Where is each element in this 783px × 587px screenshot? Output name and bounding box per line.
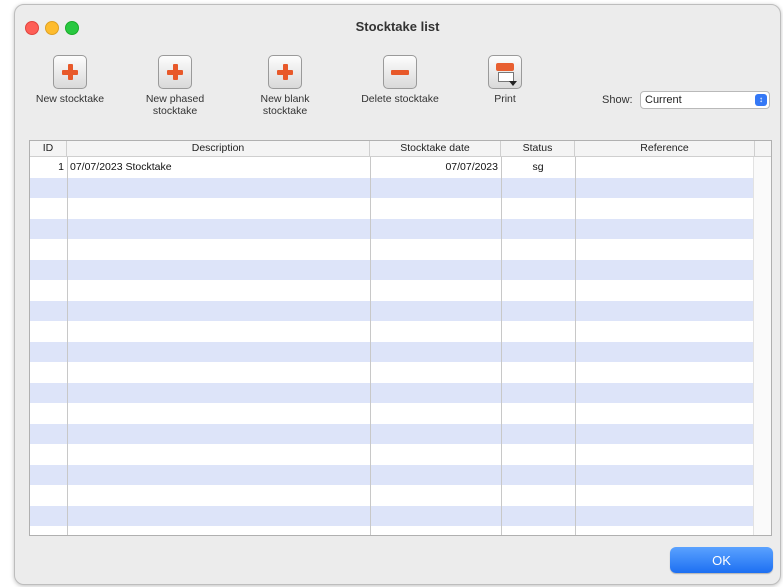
new-phased-label-line2: stocktake: [152, 105, 198, 117]
empty-table-row: [30, 505, 755, 526]
cell-id: 1: [58, 161, 64, 173]
empty-table-row: [30, 362, 755, 383]
column-header-reference[interactable]: Reference: [575, 141, 755, 157]
ok-button[interactable]: OK: [670, 547, 773, 573]
empty-table-row: [30, 403, 755, 424]
print-label: Print: [494, 93, 516, 105]
new-blank-stocktake-button[interactable]: New blank stocktake: [240, 55, 330, 117]
column-divider: [501, 157, 502, 535]
column-divider: [370, 157, 371, 535]
empty-table-row: [30, 300, 755, 321]
title-bar: Stocktake list: [15, 5, 780, 45]
column-divider: [575, 157, 576, 535]
cell-description: 07/07/2023 Stocktake: [70, 161, 172, 173]
empty-table-row: [30, 464, 755, 485]
table-body: 1 07/07/2023 Stocktake 07/07/2023 sg: [30, 157, 755, 535]
empty-table-row: [30, 218, 755, 239]
cell-stocktake-date: 07/07/2023: [445, 161, 498, 173]
printer-icon: [488, 55, 522, 89]
empty-table-row: [30, 382, 755, 403]
cell-status: sg: [532, 161, 544, 173]
new-stocktake-button[interactable]: New stocktake: [25, 55, 115, 105]
plus-icon: [158, 55, 192, 89]
column-header-description[interactable]: Description: [67, 141, 370, 157]
stocktake-list-window: Stocktake list New stocktake New phased …: [14, 4, 781, 585]
empty-table-row: [30, 341, 755, 362]
table-header: ID Description Stocktake date Status Ref…: [30, 141, 771, 157]
column-header-stocktake-date[interactable]: Stocktake date: [370, 141, 501, 157]
show-select[interactable]: Current ↕: [640, 91, 770, 109]
empty-table-row: [30, 423, 755, 444]
new-phased-stocktake-button[interactable]: New phased stocktake: [130, 55, 220, 117]
show-select-value: Current: [645, 94, 682, 106]
empty-table-row: [30, 526, 755, 535]
select-arrows-icon: ↕: [755, 94, 767, 106]
new-phased-label-line1: New phased: [145, 93, 205, 105]
empty-table-row: [30, 444, 755, 465]
table-scrollbar[interactable]: [753, 157, 771, 535]
delete-stocktake-label: Delete stocktake: [361, 93, 439, 105]
print-button[interactable]: Print: [470, 55, 540, 105]
stocktake-table: ID Description Stocktake date Status Ref…: [29, 140, 772, 536]
empty-table-row: [30, 177, 755, 198]
plus-icon: [268, 55, 302, 89]
empty-table-row: [30, 280, 755, 301]
column-header-id[interactable]: ID: [30, 141, 67, 157]
table-row[interactable]: 1 07/07/2023 Stocktake 07/07/2023 sg: [30, 157, 755, 178]
show-label: Show:: [602, 94, 633, 106]
empty-table-row: [30, 239, 755, 260]
empty-table-row: [30, 198, 755, 219]
window-title: Stocktake list: [355, 19, 440, 34]
empty-table-row: [30, 485, 755, 506]
new-stocktake-label: New stocktake: [35, 93, 105, 105]
delete-stocktake-button[interactable]: Delete stocktake: [350, 55, 450, 105]
column-divider: [67, 157, 68, 535]
empty-table-row: [30, 259, 755, 280]
plus-icon: [53, 55, 87, 89]
column-header-status[interactable]: Status: [501, 141, 575, 157]
minus-icon: [383, 55, 417, 89]
empty-table-row: [30, 321, 755, 342]
new-blank-label-line2: stocktake: [262, 105, 308, 117]
new-blank-label-line1: New blank: [260, 93, 310, 105]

*Stated task*
Output every line of the records again without any change, skipping the picture placeholders.

*Full solution*
Where is each element in this 783px × 587px screenshot? Output name and bounding box per line.
new-phased-label-line2: stocktake: [152, 105, 198, 117]
empty-table-row: [30, 505, 755, 526]
cell-id: 1: [58, 161, 64, 173]
empty-table-row: [30, 362, 755, 383]
column-header-reference[interactable]: Reference: [575, 141, 755, 157]
ok-button[interactable]: OK: [670, 547, 773, 573]
empty-table-row: [30, 403, 755, 424]
print-label: Print: [494, 93, 516, 105]
new-blank-stocktake-button[interactable]: New blank stocktake: [240, 55, 330, 117]
column-divider: [501, 157, 502, 535]
column-divider: [370, 157, 371, 535]
empty-table-row: [30, 300, 755, 321]
title-bar: Stocktake list: [15, 5, 780, 45]
column-divider: [575, 157, 576, 535]
cell-description: 07/07/2023 Stocktake: [70, 161, 172, 173]
empty-table-row: [30, 464, 755, 485]
table-body: 1 07/07/2023 Stocktake 07/07/2023 sg: [30, 157, 755, 535]
empty-table-row: [30, 218, 755, 239]
cell-stocktake-date: 07/07/2023: [445, 161, 498, 173]
printer-icon: [488, 55, 522, 89]
empty-table-row: [30, 382, 755, 403]
cell-status: sg: [532, 161, 544, 173]
new-stocktake-button[interactable]: New stocktake: [25, 55, 115, 105]
plus-icon: [158, 55, 192, 89]
column-header-description[interactable]: Description: [67, 141, 370, 157]
stocktake-list-window: Stocktake list New stocktake New phased …: [14, 4, 781, 585]
empty-table-row: [30, 341, 755, 362]
table-header: ID Description Stocktake date Status Ref…: [30, 141, 771, 157]
column-header-stocktake-date[interactable]: Stocktake date: [370, 141, 501, 157]
show-select[interactable]: Current ↕: [640, 91, 770, 109]
empty-table-row: [30, 423, 755, 444]
new-phased-stocktake-button[interactable]: New phased stocktake: [130, 55, 220, 117]
show-select-value: Current: [645, 94, 682, 106]
empty-table-row: [30, 526, 755, 535]
select-arrows-icon: ↕: [755, 94, 767, 106]
new-phased-label-line1: New phased: [145, 93, 205, 105]
empty-table-row: [30, 444, 755, 465]
table-scrollbar[interactable]: [753, 157, 771, 535]
delete-stocktake-label: Delete stocktake: [361, 93, 439, 105]
print-button[interactable]: Print: [470, 55, 540, 105]
stocktake-table: ID Description Stocktake date Status Ref…: [29, 140, 772, 536]
empty-table-row: [30, 177, 755, 198]
plus-icon: [268, 55, 302, 89]
empty-table-row: [30, 280, 755, 301]
column-header-id[interactable]: ID: [30, 141, 67, 157]
table-row[interactable]: 1 07/07/2023 Stocktake 07/07/2023 sg: [30, 157, 755, 178]
show-label: Show:: [602, 94, 633, 106]
empty-table-row: [30, 239, 755, 260]
empty-table-row: [30, 198, 755, 219]
window-title: Stocktake list: [355, 19, 440, 34]
empty-table-row: [30, 485, 755, 506]
new-stocktake-label: New stocktake: [35, 93, 105, 105]
delete-stocktake-button[interactable]: Delete stocktake: [350, 55, 450, 105]
column-divider: [67, 157, 68, 535]
empty-table-row: [30, 259, 755, 280]
plus-icon: [53, 55, 87, 89]
column-header-status[interactable]: Status: [501, 141, 575, 157]
minus-icon: [383, 55, 417, 89]
empty-table-row: [30, 321, 755, 342]
new-blank-label-line2: stocktake: [262, 105, 308, 117]
new-blank-label-line1: New blank: [260, 93, 310, 105]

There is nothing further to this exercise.